** Begin **
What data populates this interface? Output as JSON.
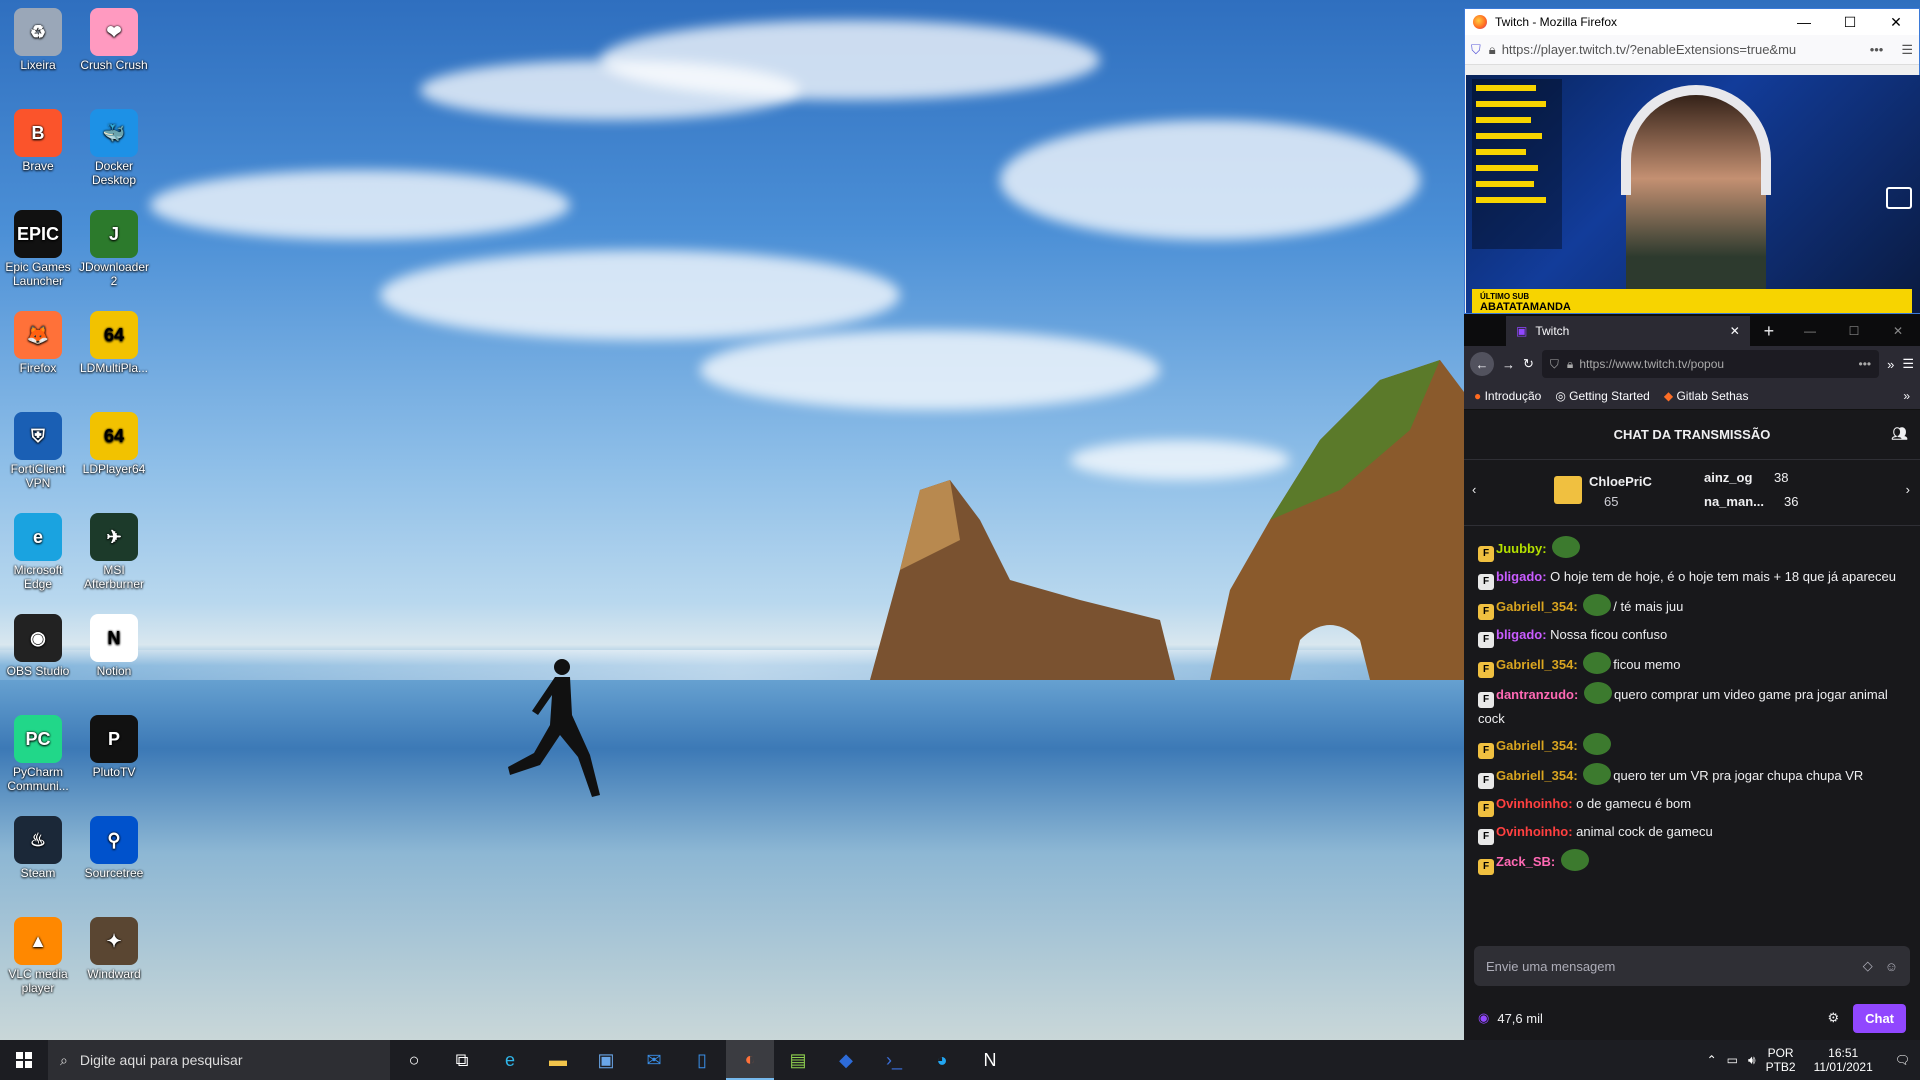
{
  "desktop_icons": [
    {
      "label": "Lixeira",
      "icon": "recycle-bin-icon"
    },
    {
      "label": "Crush Crush",
      "icon": "crush-crush-icon"
    },
    {
      "label": "Brave",
      "icon": "brave-icon"
    },
    {
      "label": "Docker Desktop",
      "icon": "docker-icon"
    },
    {
      "label": "Epic Games Launcher",
      "icon": "epic-games-icon"
    },
    {
      "label": "JDownloader 2",
      "icon": "jdownloader-icon"
    },
    {
      "label": "Firefox",
      "icon": "firefox-icon"
    },
    {
      "label": "LDMultiPla...",
      "icon": "ldmultiplayer-icon"
    },
    {
      "label": "FortiClient VPN",
      "icon": "forticlient-icon"
    },
    {
      "label": "LDPlayer64",
      "icon": "ldplayer-icon"
    },
    {
      "label": "Microsoft Edge",
      "icon": "edge-icon"
    },
    {
      "label": "MSI Afterburner",
      "icon": "msi-afterburner-icon"
    },
    {
      "label": "OBS Studio",
      "icon": "obs-icon"
    },
    {
      "label": "Notion",
      "icon": "notion-icon"
    },
    {
      "label": "PyCharm Communi...",
      "icon": "pycharm-icon"
    },
    {
      "label": "PlutoTV",
      "icon": "plutotv-icon"
    },
    {
      "label": "Steam",
      "icon": "steam-icon"
    },
    {
      "label": "Sourcetree",
      "icon": "sourcetree-icon"
    },
    {
      "label": "VLC media player",
      "icon": "vlc-icon"
    },
    {
      "label": "Windward",
      "icon": "windward-icon"
    }
  ],
  "window1": {
    "title": "Twitch - Mozilla Firefox",
    "url": "https://player.twitch.tv/?enableExtensions=true&mu",
    "video_overlay_label": "ÚLTIMO SUB",
    "video_overlay_name": "ABATATAMANDA"
  },
  "window2": {
    "tab_title": "Twitch",
    "url": "https://www.twitch.tv/popou",
    "bookmarks": [
      "Introdução",
      "Getting Started",
      "Gitlab Sethas"
    ],
    "chat_header": "CHAT DA TRANSMISSÃO",
    "leaderboard": {
      "top": {
        "name": "ChloePriC",
        "count": "65"
      },
      "second": {
        "name": "ainz_og",
        "count": "38"
      },
      "third": {
        "name": "na_man...",
        "count": "36"
      }
    },
    "messages": [
      {
        "user": "Juubby:",
        "color": "#b4e000",
        "text": ""
      },
      {
        "user": "bligado:",
        "color": "#c95cff",
        "text": "O hoje tem de hoje, é o hoje tem mais + 18 que já apareceu"
      },
      {
        "user": "Gabriell_354:",
        "color": "#daa520",
        "text": "/ té mais juu"
      },
      {
        "user": "bligado:",
        "color": "#c95cff",
        "text": "Nossa ficou confuso"
      },
      {
        "user": "Gabriell_354:",
        "color": "#daa520",
        "text": "ficou memo"
      },
      {
        "user": "dantranzudo:",
        "color": "#ff69b4",
        "text": "quero comprar um video game pra jogar animal cock"
      },
      {
        "user": "Gabriell_354:",
        "color": "#daa520",
        "text": ""
      },
      {
        "user": "Gabriell_354:",
        "color": "#daa520",
        "text": "quero ter um VR pra jogar chupa chupa VR"
      },
      {
        "user": "Ovinhoinho:",
        "color": "#ff4040",
        "text": "o de gamecu é bom"
      },
      {
        "user": "Ovinhoinho:",
        "color": "#ff4040",
        "text": "animal cock de gamecu"
      },
      {
        "user": "Zack_SB:",
        "color": "#ff69b4",
        "text": ""
      }
    ],
    "input_placeholder": "Envie uma mensagem",
    "viewers": "47,6 mil",
    "chat_button": "Chat"
  },
  "taskbar": {
    "search_placeholder": "Digite aqui para pesquisar",
    "apps": [
      "cortana-icon",
      "task-view-icon",
      "edge-icon",
      "file-explorer-icon",
      "store-icon",
      "mail-icon",
      "phone-icon",
      "firefox-icon",
      "notepad-icon",
      "teams-icon",
      "powershell-icon",
      "messenger-icon",
      "notion-icon"
    ],
    "lang": "POR",
    "layout": "PTB2",
    "time": "16:51",
    "date": "11/01/2021"
  }
}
** End **
— What this task involves —
Lines that hold the word "ficou" are the ones to return, every one of them.

— Completed exercise —
        "text": "Nossa ficou confuso"
        "text": "ficou memo"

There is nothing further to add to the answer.